- **WHAT YOU HAVE TO DO**:
Write out the following lines without any changes.

- **RECORD SET**:
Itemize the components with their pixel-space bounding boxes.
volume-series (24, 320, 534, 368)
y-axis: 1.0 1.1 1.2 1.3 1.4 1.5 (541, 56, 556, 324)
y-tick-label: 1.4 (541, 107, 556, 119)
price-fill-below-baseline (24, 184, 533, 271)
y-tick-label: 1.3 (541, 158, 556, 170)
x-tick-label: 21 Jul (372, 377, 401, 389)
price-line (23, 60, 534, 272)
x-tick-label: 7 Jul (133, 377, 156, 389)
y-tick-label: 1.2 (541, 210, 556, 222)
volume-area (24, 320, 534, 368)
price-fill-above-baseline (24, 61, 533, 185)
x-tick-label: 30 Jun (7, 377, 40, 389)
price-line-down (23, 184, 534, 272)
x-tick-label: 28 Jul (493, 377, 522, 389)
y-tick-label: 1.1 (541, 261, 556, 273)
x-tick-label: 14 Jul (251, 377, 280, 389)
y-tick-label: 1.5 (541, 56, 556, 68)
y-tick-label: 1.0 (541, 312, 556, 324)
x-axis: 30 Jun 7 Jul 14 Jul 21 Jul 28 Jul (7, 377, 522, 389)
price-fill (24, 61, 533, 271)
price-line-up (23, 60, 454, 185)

- **FINISHED TASK**:
Itemize the components with their pixel-space bounding boxes.
volume-series (24, 320, 534, 368)
y-axis: 1.0 1.1 1.2 1.3 1.4 1.5 (541, 56, 556, 324)
y-tick-label: 1.4 (541, 107, 556, 119)
price-fill-below-baseline (24, 184, 533, 271)
y-tick-label: 1.3 (541, 158, 556, 170)
x-tick-label: 21 Jul (372, 377, 401, 389)
price-line (23, 60, 534, 272)
x-tick-label: 7 Jul (133, 377, 156, 389)
y-tick-label: 1.2 (541, 210, 556, 222)
volume-area (24, 320, 534, 368)
price-fill-above-baseline (24, 61, 533, 185)
x-tick-label: 30 Jun (7, 377, 40, 389)
price-line-down (23, 184, 534, 272)
x-tick-label: 28 Jul (493, 377, 522, 389)
y-tick-label: 1.1 (541, 261, 556, 273)
x-tick-label: 14 Jul (251, 377, 280, 389)
y-tick-label: 1.5 (541, 56, 556, 68)
y-tick-label: 1.0 (541, 312, 556, 324)
x-axis: 30 Jun 7 Jul 14 Jul 21 Jul 28 Jul (7, 377, 522, 389)
price-fill (24, 61, 533, 271)
price-line-up (23, 60, 454, 185)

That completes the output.